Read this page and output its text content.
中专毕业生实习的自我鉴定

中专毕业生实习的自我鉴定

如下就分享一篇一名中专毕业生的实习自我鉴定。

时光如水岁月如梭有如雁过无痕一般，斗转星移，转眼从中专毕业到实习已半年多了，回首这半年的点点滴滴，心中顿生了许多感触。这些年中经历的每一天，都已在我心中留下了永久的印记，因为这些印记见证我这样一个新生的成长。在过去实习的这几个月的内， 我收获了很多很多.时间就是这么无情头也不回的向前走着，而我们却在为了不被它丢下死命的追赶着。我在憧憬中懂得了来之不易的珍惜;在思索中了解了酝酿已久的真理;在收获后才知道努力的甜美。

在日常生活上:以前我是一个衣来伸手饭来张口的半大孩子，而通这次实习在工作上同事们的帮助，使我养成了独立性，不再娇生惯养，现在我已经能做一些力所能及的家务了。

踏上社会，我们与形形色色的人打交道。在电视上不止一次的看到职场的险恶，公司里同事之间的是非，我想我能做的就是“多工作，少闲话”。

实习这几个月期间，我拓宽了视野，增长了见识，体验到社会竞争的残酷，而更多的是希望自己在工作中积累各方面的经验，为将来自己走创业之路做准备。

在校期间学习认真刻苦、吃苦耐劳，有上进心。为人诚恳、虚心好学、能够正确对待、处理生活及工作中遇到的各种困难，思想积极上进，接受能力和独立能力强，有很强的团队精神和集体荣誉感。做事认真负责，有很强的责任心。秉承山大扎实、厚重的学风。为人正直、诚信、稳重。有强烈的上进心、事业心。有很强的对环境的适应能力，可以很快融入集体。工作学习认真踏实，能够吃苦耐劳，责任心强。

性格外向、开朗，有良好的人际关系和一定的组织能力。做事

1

### WHAT YOU SHOULD DO
Quote the listing in full, please, keeping every line exact.

### FULL OUTPUT
Read this page and output its text content.
中专毕业生实习的自我鉴定

中专毕业生实习的自我鉴定

如下就分享一篇一名中专毕业生的实习自我鉴定。

时光如水岁月如梭有如雁过无痕一般，斗转星移，转眼从中专毕业到实习已半年多了，回首这半年的点点滴滴，心中顿生了许多感触。这些年中经历的每一天，都已在我心中留下了永久的印记，因为这些印记见证我这样一个新生的成长。在过去实习的这几个月的内， 我收获了很多很多.时间就是这么无情头也不回的向前走着，而我们却在为了不被它丢下死命的追赶着。我在憧憬中懂得了来之不易的珍惜;在思索中了解了酝酿已久的真理;在收获后才知道努力的甜美。

在日常生活上:以前我是一个衣来伸手饭来张口的半大孩子，而通这次实习在工作上同事们的帮助，使我养成了独立性，不再娇生惯养，现在我已经能做一些力所能及的家务了。

踏上社会，我们与形形色色的人打交道。在电视上不止一次的看到职场的险恶，公司里同事之间的是非，我想我能做的就是“多工作，少闲话”。

实习这几个月期间，我拓宽了视野，增长了见识，体验到社会竞争的残酷，而更多的是希望自己在工作中积累各方面的经验，为将来自己走创业之路做准备。

在校期间学习认真刻苦、吃苦耐劳，有上进心。为人诚恳、虚心好学、能够正确对待、处理生活及工作中遇到的各种困难，思想积极上进，接受能力和独立能力强，有很强的团队精神和集体荣誉感。做事认真负责，有很强的责任心。秉承山大扎实、厚重的学风。为人正直、诚信、稳重。有强烈的上进心、事业心。有很强的对环境的适应能力，可以很快融入集体。工作学习认真踏实，能够吃苦耐劳，责任心强。

性格外向、开朗，有良好的人际关系和一定的组织能力。做事

1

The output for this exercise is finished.